TASK PROMPT
Only a number is expected: how many lines in the data below contain the word "wells".

** BEGIN GIVEN DATA **

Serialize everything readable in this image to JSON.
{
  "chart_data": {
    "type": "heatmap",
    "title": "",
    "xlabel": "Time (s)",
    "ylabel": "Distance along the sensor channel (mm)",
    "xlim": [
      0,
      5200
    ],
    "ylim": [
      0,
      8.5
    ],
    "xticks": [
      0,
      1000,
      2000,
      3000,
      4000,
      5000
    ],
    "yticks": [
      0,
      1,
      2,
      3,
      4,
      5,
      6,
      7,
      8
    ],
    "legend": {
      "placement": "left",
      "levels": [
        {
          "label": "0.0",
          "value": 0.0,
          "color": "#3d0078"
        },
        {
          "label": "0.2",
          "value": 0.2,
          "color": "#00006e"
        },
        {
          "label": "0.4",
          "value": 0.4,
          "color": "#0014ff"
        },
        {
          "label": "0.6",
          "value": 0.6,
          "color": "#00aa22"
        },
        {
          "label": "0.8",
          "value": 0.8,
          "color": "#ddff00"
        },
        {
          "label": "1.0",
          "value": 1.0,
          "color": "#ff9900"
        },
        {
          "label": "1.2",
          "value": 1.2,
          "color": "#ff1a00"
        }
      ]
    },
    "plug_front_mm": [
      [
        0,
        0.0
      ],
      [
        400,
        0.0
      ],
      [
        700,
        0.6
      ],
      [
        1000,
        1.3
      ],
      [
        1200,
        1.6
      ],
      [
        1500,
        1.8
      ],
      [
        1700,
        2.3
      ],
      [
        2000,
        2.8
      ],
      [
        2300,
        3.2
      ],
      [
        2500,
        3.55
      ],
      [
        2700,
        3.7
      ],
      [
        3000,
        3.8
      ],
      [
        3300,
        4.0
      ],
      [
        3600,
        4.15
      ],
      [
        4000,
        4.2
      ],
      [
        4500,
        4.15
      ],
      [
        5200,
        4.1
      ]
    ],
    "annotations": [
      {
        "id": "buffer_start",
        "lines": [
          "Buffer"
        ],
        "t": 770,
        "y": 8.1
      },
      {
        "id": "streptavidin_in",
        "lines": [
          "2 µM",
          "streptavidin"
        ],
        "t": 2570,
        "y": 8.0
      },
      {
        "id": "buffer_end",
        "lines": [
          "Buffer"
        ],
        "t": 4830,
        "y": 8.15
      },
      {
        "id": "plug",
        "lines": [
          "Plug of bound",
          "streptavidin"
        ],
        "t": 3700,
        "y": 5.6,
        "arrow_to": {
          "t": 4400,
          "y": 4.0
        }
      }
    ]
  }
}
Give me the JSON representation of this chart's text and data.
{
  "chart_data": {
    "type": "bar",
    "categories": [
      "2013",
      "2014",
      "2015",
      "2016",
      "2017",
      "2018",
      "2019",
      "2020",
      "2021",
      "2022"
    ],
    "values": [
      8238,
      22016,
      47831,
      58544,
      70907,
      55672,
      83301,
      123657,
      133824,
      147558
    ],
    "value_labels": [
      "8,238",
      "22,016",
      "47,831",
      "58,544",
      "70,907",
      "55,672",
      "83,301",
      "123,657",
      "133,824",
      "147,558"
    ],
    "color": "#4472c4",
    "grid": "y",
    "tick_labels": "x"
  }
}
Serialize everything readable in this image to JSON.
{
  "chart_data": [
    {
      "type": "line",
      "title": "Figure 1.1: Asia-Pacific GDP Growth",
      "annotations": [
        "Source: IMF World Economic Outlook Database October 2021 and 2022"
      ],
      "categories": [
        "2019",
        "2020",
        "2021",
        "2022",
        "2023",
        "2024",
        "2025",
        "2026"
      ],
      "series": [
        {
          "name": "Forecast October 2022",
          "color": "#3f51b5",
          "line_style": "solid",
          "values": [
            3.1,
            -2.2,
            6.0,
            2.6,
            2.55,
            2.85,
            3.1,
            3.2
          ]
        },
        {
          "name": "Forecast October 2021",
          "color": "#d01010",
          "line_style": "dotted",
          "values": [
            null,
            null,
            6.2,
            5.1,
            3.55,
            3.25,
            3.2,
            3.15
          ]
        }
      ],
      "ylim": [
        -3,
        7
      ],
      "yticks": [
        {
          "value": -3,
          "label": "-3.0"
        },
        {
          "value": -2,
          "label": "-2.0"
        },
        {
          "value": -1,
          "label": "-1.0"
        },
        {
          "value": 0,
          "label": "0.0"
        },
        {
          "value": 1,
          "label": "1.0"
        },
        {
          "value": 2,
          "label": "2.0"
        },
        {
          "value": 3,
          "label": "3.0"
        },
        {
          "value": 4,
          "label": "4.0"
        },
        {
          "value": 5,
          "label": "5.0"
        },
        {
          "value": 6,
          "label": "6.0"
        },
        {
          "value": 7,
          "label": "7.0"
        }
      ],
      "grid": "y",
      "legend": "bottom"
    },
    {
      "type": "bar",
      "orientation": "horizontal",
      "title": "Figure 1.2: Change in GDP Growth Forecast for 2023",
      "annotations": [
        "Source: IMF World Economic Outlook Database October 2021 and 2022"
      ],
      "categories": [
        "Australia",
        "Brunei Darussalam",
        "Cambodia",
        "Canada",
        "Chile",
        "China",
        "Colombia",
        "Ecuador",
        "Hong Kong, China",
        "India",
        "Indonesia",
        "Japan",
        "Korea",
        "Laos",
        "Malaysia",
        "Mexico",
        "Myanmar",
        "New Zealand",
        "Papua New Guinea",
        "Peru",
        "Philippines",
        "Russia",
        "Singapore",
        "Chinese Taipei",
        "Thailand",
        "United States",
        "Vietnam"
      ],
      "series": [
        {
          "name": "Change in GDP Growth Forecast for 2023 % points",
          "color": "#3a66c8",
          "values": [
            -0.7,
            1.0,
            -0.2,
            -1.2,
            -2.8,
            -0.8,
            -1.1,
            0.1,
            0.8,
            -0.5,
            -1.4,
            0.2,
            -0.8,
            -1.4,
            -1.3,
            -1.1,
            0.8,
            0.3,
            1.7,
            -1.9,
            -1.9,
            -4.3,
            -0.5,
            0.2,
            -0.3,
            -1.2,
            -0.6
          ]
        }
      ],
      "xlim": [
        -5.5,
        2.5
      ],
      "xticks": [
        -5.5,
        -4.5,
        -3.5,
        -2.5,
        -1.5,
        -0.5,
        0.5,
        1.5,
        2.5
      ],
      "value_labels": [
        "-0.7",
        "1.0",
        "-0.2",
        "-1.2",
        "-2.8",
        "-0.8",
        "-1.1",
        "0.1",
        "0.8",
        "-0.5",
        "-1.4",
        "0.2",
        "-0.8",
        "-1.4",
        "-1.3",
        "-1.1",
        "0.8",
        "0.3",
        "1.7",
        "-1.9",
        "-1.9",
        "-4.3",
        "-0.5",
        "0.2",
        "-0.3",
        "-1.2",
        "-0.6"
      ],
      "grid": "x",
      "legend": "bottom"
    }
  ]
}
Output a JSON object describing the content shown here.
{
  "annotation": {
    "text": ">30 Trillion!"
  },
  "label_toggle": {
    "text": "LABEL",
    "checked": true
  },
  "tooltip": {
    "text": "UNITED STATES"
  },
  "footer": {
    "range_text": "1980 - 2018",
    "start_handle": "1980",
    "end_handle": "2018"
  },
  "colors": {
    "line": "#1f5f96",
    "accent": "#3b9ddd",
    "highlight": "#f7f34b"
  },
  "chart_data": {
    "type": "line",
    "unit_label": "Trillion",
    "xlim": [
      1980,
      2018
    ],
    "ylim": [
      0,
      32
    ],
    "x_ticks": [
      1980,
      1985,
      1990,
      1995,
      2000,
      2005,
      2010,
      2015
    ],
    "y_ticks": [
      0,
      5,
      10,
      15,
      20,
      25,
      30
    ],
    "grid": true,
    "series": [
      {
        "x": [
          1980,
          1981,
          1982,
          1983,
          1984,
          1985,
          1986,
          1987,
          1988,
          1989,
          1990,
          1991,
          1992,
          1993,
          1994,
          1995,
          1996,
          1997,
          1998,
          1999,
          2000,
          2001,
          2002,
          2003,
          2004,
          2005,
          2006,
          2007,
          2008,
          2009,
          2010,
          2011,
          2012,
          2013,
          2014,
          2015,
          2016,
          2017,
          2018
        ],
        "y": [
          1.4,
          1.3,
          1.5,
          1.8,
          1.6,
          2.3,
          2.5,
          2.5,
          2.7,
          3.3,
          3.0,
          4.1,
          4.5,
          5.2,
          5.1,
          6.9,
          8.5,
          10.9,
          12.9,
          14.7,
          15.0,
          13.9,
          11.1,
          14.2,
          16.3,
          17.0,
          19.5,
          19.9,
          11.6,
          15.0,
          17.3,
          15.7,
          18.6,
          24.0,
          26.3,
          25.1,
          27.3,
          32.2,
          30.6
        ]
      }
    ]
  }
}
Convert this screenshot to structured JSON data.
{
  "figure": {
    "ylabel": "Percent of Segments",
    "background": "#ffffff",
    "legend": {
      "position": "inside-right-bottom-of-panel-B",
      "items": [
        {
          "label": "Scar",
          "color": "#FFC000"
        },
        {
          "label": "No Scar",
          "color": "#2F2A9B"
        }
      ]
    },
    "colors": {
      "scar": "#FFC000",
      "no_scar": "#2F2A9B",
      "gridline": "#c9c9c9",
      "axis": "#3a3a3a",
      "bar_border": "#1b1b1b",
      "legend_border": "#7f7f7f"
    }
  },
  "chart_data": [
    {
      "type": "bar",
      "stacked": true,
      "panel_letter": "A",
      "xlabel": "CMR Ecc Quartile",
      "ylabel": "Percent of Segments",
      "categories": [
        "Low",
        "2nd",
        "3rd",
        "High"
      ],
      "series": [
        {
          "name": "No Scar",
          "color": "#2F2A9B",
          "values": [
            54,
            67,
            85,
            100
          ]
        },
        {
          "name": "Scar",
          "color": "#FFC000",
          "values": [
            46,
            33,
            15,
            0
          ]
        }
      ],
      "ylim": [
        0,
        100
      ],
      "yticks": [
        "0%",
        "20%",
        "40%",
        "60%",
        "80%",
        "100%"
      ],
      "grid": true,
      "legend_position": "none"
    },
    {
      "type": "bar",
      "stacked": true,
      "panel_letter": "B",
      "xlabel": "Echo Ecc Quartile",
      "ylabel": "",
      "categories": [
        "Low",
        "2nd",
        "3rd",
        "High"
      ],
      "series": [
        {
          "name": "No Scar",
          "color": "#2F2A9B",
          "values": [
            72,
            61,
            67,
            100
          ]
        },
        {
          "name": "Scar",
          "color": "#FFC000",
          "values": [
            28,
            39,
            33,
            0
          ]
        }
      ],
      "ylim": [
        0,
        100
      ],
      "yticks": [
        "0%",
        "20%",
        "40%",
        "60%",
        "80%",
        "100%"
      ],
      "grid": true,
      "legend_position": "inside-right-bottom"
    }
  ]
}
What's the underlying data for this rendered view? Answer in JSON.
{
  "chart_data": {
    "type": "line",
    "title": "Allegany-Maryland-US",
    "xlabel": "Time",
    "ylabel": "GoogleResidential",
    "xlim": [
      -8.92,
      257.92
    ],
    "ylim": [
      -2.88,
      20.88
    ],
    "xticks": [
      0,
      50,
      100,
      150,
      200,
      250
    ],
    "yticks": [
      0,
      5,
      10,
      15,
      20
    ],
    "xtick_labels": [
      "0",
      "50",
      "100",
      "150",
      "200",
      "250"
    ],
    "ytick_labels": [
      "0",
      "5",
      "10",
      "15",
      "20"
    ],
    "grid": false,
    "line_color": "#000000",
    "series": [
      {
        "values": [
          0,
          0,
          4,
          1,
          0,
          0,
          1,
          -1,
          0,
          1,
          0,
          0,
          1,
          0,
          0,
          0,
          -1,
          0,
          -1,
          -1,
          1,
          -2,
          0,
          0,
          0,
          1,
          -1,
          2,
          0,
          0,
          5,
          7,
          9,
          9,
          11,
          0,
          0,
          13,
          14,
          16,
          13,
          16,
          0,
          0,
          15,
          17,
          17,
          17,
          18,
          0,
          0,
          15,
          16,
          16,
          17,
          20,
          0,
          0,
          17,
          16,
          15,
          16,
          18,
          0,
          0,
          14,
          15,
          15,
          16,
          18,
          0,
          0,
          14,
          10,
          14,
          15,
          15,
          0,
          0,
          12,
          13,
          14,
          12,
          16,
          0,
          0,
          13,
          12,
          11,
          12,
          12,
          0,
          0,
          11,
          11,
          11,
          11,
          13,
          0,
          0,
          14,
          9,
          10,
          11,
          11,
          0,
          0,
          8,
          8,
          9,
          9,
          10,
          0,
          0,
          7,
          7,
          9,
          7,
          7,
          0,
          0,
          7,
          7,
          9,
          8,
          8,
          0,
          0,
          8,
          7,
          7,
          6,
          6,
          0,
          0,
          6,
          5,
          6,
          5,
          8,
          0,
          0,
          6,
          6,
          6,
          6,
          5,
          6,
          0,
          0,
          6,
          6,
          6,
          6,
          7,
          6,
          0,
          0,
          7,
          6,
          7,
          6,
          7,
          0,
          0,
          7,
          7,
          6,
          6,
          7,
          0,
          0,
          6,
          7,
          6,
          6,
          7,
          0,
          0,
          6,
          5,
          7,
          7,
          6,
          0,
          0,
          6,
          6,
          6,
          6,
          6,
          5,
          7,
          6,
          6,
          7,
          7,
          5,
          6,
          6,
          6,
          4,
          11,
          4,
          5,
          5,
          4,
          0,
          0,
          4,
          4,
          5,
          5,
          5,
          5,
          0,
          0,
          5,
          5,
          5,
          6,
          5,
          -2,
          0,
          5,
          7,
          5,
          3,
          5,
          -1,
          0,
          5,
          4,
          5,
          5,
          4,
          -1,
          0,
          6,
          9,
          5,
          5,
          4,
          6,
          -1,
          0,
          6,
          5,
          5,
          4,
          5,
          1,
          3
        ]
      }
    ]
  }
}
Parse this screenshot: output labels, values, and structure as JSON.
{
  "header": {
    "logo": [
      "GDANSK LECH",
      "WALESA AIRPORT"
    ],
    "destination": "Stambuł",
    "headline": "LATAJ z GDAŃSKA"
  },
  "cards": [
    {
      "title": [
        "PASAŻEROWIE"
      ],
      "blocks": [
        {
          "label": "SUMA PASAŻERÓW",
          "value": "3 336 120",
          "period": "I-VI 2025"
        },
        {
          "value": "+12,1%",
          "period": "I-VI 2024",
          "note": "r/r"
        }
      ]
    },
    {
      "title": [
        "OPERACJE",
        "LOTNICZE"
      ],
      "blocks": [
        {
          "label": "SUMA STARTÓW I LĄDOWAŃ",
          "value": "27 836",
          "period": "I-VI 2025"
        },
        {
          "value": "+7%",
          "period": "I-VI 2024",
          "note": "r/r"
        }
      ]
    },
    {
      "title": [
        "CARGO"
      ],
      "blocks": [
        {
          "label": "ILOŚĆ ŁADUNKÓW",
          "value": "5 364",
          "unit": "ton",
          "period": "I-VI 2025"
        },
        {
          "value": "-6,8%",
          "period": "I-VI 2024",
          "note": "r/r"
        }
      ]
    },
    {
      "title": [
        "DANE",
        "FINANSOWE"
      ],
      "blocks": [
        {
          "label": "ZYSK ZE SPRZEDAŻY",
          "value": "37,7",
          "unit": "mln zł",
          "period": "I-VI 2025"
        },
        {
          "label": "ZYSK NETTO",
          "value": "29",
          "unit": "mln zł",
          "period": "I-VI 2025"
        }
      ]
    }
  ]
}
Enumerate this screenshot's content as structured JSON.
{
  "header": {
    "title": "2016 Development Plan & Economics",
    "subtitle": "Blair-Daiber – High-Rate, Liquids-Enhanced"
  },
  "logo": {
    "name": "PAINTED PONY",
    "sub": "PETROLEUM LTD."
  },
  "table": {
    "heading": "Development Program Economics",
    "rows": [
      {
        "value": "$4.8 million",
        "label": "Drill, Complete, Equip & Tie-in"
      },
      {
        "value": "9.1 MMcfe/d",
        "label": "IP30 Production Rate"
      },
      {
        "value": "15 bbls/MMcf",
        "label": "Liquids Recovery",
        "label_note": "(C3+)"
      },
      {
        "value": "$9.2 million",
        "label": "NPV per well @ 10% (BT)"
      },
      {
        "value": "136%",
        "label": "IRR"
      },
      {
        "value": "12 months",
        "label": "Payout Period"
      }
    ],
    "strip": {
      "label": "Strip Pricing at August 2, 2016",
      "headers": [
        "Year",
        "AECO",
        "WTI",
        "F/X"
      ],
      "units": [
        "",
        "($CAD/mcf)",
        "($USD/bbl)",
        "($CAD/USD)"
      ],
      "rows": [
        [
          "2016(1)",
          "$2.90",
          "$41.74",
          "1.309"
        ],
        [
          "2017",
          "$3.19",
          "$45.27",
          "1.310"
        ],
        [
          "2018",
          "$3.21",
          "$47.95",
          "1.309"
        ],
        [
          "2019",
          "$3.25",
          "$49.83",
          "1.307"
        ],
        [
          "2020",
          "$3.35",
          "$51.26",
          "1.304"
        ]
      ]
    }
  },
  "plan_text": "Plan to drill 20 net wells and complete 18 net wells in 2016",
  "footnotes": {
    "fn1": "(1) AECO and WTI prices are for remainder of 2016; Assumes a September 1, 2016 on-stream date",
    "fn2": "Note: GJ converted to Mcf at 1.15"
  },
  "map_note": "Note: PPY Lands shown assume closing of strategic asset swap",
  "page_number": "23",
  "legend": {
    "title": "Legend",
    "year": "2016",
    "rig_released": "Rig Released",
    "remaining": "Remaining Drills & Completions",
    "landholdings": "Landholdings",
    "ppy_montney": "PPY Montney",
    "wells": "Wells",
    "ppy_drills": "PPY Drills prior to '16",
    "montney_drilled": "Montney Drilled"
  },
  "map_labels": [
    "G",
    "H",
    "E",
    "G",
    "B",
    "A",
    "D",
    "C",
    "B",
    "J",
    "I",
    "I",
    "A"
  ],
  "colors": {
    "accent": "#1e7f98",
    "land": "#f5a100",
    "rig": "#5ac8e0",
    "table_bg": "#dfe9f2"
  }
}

** END GIVEN DATA **

ANSWER TO THIS TASK
2